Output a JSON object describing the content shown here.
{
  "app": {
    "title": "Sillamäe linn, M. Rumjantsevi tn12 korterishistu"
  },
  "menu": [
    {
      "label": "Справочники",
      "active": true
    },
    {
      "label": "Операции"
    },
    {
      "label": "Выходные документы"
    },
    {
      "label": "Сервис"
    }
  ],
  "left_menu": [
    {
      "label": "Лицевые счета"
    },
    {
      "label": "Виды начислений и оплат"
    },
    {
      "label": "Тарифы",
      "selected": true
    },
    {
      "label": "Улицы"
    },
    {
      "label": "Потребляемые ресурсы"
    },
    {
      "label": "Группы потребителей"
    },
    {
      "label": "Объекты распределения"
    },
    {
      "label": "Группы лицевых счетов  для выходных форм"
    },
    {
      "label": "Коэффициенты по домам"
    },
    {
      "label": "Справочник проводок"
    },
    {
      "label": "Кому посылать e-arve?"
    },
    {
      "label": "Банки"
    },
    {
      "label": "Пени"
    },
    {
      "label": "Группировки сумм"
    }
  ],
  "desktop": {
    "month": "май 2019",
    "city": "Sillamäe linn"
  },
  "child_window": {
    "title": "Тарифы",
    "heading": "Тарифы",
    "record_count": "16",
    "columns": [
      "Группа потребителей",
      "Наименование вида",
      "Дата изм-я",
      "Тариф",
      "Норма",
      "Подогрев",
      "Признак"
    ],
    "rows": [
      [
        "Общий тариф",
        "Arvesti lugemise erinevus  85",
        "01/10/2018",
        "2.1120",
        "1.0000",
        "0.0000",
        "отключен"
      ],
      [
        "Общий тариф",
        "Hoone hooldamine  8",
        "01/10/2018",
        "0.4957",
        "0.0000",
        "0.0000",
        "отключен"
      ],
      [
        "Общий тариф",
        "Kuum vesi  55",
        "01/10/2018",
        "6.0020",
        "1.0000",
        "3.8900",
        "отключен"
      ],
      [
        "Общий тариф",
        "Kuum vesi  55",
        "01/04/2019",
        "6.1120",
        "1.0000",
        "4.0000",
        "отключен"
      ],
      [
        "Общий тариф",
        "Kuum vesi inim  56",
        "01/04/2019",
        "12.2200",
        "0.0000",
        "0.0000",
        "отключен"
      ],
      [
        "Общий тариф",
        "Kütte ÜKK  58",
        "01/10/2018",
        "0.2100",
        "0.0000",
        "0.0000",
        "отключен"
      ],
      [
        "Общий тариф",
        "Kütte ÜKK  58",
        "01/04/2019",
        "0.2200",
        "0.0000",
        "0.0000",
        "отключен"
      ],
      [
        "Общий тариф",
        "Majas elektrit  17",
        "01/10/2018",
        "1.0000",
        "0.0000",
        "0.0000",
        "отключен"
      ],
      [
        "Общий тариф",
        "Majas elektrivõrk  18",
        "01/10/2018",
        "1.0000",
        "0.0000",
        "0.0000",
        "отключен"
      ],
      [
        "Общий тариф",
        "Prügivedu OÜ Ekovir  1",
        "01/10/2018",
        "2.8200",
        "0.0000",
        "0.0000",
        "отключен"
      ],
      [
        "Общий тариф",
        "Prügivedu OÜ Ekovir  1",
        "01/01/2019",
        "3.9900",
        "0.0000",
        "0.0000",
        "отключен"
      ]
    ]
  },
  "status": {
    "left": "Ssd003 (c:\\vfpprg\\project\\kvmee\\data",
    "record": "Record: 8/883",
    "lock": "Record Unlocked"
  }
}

○ ○ ○ ○ ○ ○ ○

# [Problem to work on]
Extract the data exactly as given.

# [Solution]
Output a JSON object describing the content shown here.
{
  "app": {
    "title": "Sillamäe linn, M. Rumjantsevi tn12 korterishistu"
  },
  "menu": [
    {
      "label": "Справочники",
      "active": true
    },
    {
      "label": "Операции"
    },
    {
      "label": "Выходные документы"
    },
    {
      "label": "Сервис"
    }
  ],
  "left_menu": [
    {
      "label": "Лицевые счета"
    },
    {
      "label": "Виды начислений и оплат"
    },
    {
      "label": "Тарифы",
      "selected": true
    },
    {
      "label": "Улицы"
    },
    {
      "label": "Потребляемые ресурсы"
    },
    {
      "label": "Группы потребителей"
    },
    {
      "label": "Объекты распределения"
    },
    {
      "label": "Группы лицевых счетов  для выходных форм"
    },
    {
      "label": "Коэффициенты по домам"
    },
    {
      "label": "Справочник проводок"
    },
    {
      "label": "Кому посылать e-arve?"
    },
    {
      "label": "Банки"
    },
    {
      "label": "Пени"
    },
    {
      "label": "Группировки сумм"
    }
  ],
  "desktop": {
    "month": "май 2019",
    "city": "Sillamäe linn"
  },
  "child_window": {
    "title": "Тарифы",
    "heading": "Тарифы",
    "record_count": "16",
    "columns": [
      "Группа потребителей",
      "Наименование вида",
      "Дата изм-я",
      "Тариф",
      "Норма",
      "Подогрев",
      "Признак"
    ],
    "rows": [
      [
        "Общий тариф",
        "Arvesti lugemise erinevus  85",
        "01/10/2018",
        "2.1120",
        "1.0000",
        "0.0000",
        "отключен"
      ],
      [
        "Общий тариф",
        "Hoone hooldamine  8",
        "01/10/2018",
        "0.4957",
        "0.0000",
        "0.0000",
        "отключен"
      ],
      [
        "Общий тариф",
        "Kuum vesi  55",
        "01/10/2018",
        "6.0020",
        "1.0000",
        "3.8900",
        "отключен"
      ],
      [
        "Общий тариф",
        "Kuum vesi  55",
        "01/04/2019",
        "6.1120",
        "1.0000",
        "4.0000",
        "отключен"
      ],
      [
        "Общий тариф",
        "Kuum vesi inim  56",
        "01/04/2019",
        "12.2200",
        "0.0000",
        "0.0000",
        "отключен"
      ],
      [
        "Общий тариф",
        "Kütte ÜKK  58",
        "01/10/2018",
        "0.2100",
        "0.0000",
        "0.0000",
        "отключен"
      ],
      [
        "Общий тариф",
        "Kütte ÜKK  58",
        "01/04/2019",
        "0.2200",
        "0.0000",
        "0.0000",
        "отключен"
      ],
      [
        "Общий тариф",
        "Majas elektrit  17",
        "01/10/2018",
        "1.0000",
        "0.0000",
        "0.0000",
        "отключен"
      ],
      [
        "Общий тариф",
        "Majas elektrivõrk  18",
        "01/10/2018",
        "1.0000",
        "0.0000",
        "0.0000",
        "отключен"
      ],
      [
        "Общий тариф",
        "Prügivedu OÜ Ekovir  1",
        "01/10/2018",
        "2.8200",
        "0.0000",
        "0.0000",
        "отключен"
      ],
      [
        "Общий тариф",
        "Prügivedu OÜ Ekovir  1",
        "01/01/2019",
        "3.9900",
        "0.0000",
        "0.0000",
        "отключен"
      ]
    ]
  },
  "status": {
    "left": "Ssd003 (c:\\vfpprg\\project\\kvmee\\data",
    "record": "Record: 8/883",
    "lock": "Record Unlocked"
  }
}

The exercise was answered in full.